El enfrentamiento entre el presidente de Estados Unidos y el hombre más rico del mundo se ha transmitido en tiempo real en redes sociales, el último, quizás el máximo ejemplo, de cómo X se ha convertido en la plataforma personal de Elon Musk, su propio reality show, donde cualquiera puede sintonizarlo para ver los volubles giros de su impredecible personalidad.
Y vaya si lo sintonizaron.
La disputa ha generado innumerables memes, opiniones controvertidas y especulaciones, con algunos usuarios de X usando emojis de palomitas mientras celebraban que el sitio haya vuelto a sus raíces «divertidas», cuando se llamaba Twitter. Aunque aún no está claro si la disputa tendrá efectos permanentes en la audiencia de X o en su negocio publicitario, su propietario republicó un meme el jueves por la noche sugiriendo que, al menos por ahora, era beneficioso para atraer usuarios activos a la plataforma. La directora ejecutiva, Linda Yaccarino, coincidió.

Datos sin procesar:
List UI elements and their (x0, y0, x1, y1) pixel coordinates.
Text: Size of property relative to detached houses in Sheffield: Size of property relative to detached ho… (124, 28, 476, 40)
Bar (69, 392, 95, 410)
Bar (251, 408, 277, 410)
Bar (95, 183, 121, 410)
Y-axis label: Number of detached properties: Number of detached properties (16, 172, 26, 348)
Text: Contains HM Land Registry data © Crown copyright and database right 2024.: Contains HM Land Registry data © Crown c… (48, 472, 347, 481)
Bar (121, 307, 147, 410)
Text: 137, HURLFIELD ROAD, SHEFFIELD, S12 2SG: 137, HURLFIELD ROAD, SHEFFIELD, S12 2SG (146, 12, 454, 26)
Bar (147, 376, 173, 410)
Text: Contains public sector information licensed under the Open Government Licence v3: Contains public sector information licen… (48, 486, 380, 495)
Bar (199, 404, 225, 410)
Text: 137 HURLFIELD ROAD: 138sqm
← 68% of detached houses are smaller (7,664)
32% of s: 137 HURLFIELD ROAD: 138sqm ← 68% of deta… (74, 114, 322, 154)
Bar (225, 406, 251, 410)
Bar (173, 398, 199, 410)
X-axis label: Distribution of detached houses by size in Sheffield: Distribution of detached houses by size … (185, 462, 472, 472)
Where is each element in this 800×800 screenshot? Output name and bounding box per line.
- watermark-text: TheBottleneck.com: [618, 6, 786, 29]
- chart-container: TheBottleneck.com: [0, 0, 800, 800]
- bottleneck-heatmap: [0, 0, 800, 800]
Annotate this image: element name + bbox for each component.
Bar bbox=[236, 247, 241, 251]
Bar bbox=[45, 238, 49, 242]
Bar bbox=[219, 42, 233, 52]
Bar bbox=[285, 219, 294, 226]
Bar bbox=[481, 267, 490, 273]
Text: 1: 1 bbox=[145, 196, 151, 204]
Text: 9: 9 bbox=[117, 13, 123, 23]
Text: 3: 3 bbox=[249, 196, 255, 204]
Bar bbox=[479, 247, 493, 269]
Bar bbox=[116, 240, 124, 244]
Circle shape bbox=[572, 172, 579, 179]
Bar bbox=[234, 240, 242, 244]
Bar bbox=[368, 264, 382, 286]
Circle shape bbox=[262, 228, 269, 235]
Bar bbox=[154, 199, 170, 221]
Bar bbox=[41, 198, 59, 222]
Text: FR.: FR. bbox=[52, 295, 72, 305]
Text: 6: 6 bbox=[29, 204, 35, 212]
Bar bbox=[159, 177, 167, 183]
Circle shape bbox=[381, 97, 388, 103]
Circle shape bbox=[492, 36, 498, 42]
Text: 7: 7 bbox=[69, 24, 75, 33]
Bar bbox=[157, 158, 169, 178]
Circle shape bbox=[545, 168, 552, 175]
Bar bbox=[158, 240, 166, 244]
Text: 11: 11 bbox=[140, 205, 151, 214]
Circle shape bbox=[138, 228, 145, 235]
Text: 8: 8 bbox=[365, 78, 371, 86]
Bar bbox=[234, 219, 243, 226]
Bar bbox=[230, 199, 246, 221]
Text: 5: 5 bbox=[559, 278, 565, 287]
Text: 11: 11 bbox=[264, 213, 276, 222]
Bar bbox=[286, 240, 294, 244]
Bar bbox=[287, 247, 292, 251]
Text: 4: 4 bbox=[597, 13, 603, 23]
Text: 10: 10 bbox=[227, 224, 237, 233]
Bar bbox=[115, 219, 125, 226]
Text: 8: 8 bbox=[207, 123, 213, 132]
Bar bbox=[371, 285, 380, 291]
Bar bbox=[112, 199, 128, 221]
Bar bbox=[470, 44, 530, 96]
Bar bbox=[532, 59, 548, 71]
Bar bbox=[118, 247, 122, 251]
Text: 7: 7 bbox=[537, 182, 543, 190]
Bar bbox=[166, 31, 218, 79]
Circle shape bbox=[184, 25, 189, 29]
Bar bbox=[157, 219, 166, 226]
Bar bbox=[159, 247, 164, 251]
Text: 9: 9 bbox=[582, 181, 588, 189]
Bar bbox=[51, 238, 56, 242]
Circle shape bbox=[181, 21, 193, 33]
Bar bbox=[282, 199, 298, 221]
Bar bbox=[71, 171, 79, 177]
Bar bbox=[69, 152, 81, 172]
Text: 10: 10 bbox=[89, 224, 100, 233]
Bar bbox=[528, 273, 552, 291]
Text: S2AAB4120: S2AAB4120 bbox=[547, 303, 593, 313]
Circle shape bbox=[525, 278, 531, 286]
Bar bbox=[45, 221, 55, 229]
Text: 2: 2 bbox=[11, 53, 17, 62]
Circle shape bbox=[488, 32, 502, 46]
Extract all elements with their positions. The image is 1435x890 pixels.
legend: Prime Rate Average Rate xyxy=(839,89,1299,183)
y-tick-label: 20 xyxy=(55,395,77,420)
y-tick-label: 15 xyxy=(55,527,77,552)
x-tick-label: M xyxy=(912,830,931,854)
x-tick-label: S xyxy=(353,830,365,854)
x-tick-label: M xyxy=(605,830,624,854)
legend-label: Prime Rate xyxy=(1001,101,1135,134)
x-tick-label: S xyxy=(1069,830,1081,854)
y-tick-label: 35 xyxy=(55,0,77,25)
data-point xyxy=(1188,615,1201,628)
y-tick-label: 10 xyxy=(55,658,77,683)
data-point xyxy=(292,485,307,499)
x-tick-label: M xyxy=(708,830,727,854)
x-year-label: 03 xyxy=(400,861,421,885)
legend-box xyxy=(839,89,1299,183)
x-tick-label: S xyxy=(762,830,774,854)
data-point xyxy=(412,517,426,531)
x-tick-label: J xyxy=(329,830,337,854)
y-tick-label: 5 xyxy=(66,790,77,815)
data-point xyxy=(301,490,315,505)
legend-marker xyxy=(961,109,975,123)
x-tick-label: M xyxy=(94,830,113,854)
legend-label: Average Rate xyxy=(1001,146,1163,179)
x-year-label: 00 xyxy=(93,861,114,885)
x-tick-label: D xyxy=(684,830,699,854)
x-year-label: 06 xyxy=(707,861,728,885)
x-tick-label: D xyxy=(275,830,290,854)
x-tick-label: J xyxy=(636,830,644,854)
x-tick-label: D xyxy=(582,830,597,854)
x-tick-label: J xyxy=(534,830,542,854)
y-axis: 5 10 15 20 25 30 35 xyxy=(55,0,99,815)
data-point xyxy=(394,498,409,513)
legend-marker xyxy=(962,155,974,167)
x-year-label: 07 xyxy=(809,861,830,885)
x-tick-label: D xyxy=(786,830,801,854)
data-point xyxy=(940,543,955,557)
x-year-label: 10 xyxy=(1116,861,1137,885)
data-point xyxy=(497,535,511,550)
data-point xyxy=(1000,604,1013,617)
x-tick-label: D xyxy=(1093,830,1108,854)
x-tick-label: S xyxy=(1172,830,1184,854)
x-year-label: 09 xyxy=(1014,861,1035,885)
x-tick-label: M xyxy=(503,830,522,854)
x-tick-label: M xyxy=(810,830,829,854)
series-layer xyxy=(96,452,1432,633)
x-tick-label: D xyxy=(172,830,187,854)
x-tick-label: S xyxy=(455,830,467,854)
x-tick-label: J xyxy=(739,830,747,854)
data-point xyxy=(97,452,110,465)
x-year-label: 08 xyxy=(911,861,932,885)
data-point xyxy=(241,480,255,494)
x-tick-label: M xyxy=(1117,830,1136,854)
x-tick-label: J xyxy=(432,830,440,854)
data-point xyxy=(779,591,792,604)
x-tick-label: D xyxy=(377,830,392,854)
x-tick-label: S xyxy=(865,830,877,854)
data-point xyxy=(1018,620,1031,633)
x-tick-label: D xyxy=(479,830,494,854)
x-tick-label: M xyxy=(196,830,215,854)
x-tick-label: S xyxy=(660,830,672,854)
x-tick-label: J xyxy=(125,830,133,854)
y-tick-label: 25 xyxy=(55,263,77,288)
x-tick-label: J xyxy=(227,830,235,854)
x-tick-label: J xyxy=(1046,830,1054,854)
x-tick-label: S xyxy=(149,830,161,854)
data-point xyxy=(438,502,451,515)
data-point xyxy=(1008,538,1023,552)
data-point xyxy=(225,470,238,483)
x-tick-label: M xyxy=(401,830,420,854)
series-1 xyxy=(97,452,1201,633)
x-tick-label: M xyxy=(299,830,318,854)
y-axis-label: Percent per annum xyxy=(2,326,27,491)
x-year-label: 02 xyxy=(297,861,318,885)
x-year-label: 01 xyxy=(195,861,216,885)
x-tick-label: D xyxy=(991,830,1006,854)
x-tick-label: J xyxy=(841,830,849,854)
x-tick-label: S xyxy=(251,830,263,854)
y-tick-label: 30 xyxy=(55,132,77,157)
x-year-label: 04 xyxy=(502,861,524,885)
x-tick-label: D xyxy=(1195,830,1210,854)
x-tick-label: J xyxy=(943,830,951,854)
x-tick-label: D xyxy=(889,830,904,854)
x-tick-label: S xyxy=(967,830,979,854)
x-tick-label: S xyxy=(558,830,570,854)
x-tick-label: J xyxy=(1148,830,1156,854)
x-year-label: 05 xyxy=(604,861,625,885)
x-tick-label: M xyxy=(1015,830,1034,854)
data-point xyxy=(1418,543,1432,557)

Requisitos del ejercicio: Reproduzca de forma íntegra y literal el pasaje sobre la disputa difundida en X. Para resolver lo que se solicita, sírvase únicamente del pasaje y prescinda de los datos.

Respuesta:
El enfrentamiento entre el presidente de Estados Unidos y el hombre más rico del mundo se ha transmitido en tiempo real en redes sociales, el último, quizás el máximo ejemplo, de cómo X se ha convertido en la plataforma personal de Elon Musk, su propio reality show, donde cualquiera puede sintonizarlo para ver los volubles giros de su impredecible personalidad.
Y vaya si lo sintonizaron.
La disputa ha generado innumerables memes, opiniones controvertidas y especulaciones, con algunos usuarios de X usando emojis de palomitas mientras celebraban que el sitio haya vuelto a sus raíces «divertidas», cuando se llamaba Twitter. Aunque aún no está claro si la disputa tendrá efectos permanentes en la audiencia de X o en su negocio publicitario, su propietario republicó un meme el jueves por la noche sugiriendo que, al menos por ahora, era beneficioso para atraer usuarios activos a la plataforma. La directora ejecutiva, Linda Yaccarino, coincidió.